--- begin INPUT RECORDS ---

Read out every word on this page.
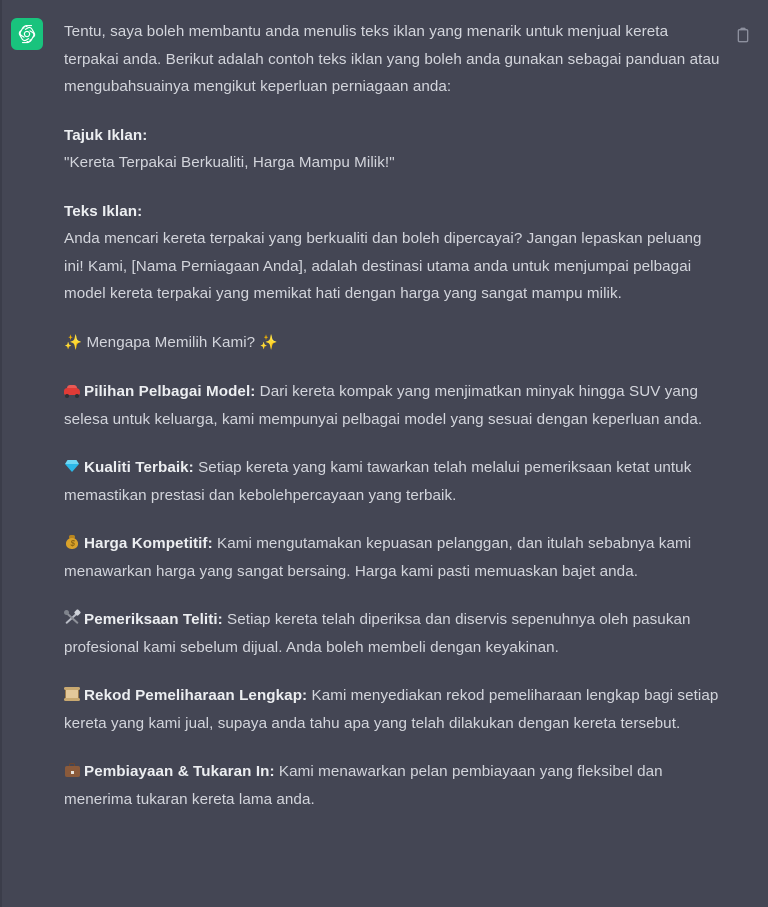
Tentu, saya boleh membantu anda menulis teks iklan yang menarik untuk menjual kereta terpakai anda. Berikut adalah contoh teks iklan yang boleh anda gunakan sebagai panduan atau mengubahsuainya mengikut keperluan perniagaan anda:

Tajuk Iklan:
"Kereta Terpakai Berkualiti, Harga Mampu Milik!"

Teks Iklan:
Anda mencari kereta terpakai yang berkualiti dan boleh dipercayai? Jangan lepaskan peluang ini! Kami, [Nama Perniagaan Anda], adalah destinasi utama anda untuk menjumpai pelbagai model kereta terpakai yang memikat hati dengan harga yang sangat mampu milik.

✨ Mengapa Memilih Kami? ✨

Pilihan Pelbagai Model: Dari kereta kompak yang menjimatkan minyak hingga SUV yang selesa untuk keluarga, kami mempunyai pelbagai model yang sesuai dengan keperluan anda.

Kualiti Terbaik: Setiap kereta yang kami tawarkan telah melalui pemeriksaan ketat untuk memastikan prestasi dan kebolehpercayaan yang terbaik.

$ Harga Kompetitif: Kami mengutamakan kepuasan pelanggan, dan itulah sebabnya kami menawarkan harga yang sangat bersaing. Harga kami pasti memuaskan bajet anda.

Pemeriksaan Teliti: Setiap kereta telah diperiksa dan diservis sepenuhnya oleh pasukan profesional kami sebelum dijual. Anda boleh membeli dengan keyakinan.

Rekod Pemeliharaan Lengkap: Kami menyediakan rekod pemeliharaan lengkap bagi setiap kereta yang kami jual, supaya anda tahu apa yang telah dilakukan dengan kereta tersebut.

Pembiayaan & Tukaran In: Kami menawarkan pelan pembiayaan yang fleksibel dan menerima tukaran kereta lama anda.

--- end INPUT RECORDS ---

*OBJECTIVE:* Copy the listing exactly. Any image in it stays out of the copy.

*RESPONSE TO THE TASK:*
Read out every word on this page.
Tentu, saya boleh membantu anda menulis teks iklan yang menarik untuk menjual kereta terpakai anda. Berikut adalah contoh teks iklan yang boleh anda gunakan sebagai panduan atau mengubahsuainya mengikut keperluan perniagaan anda:

Tajuk Iklan:
"Kereta Terpakai Berkualiti, Harga Mampu Milik!"

Teks Iklan:
Anda mencari kereta terpakai yang berkualiti dan boleh dipercayai? Jangan lepaskan peluang ini! Kami, [Nama Perniagaan Anda], adalah destinasi utama anda untuk menjumpai pelbagai model kereta terpakai yang memikat hati dengan harga yang sangat mampu milik.

✨ Mengapa Memilih Kami? ✨

Pilihan Pelbagai Model: Dari kereta kompak yang menjimatkan minyak hingga SUV yang selesa untuk keluarga, kami mempunyai pelbagai model yang sesuai dengan keperluan anda.

Kualiti Terbaik: Setiap kereta yang kami tawarkan telah melalui pemeriksaan ketat untuk memastikan prestasi dan kebolehpercayaan yang terbaik.

$ Harga Kompetitif: Kami mengutamakan kepuasan pelanggan, dan itulah sebabnya kami menawarkan harga yang sangat bersaing. Harga kami pasti memuaskan bajet anda.

Pemeriksaan Teliti: Setiap kereta telah diperiksa dan diservis sepenuhnya oleh pasukan profesional kami sebelum dijual. Anda boleh membeli dengan keyakinan.

Rekod Pemeliharaan Lengkap: Kami menyediakan rekod pemeliharaan lengkap bagi setiap kereta yang kami jual, supaya anda tahu apa yang telah dilakukan dengan kereta tersebut.

Pembiayaan & Tukaran In: Kami menawarkan pelan pembiayaan yang fleksibel dan menerima tukaran kereta lama anda.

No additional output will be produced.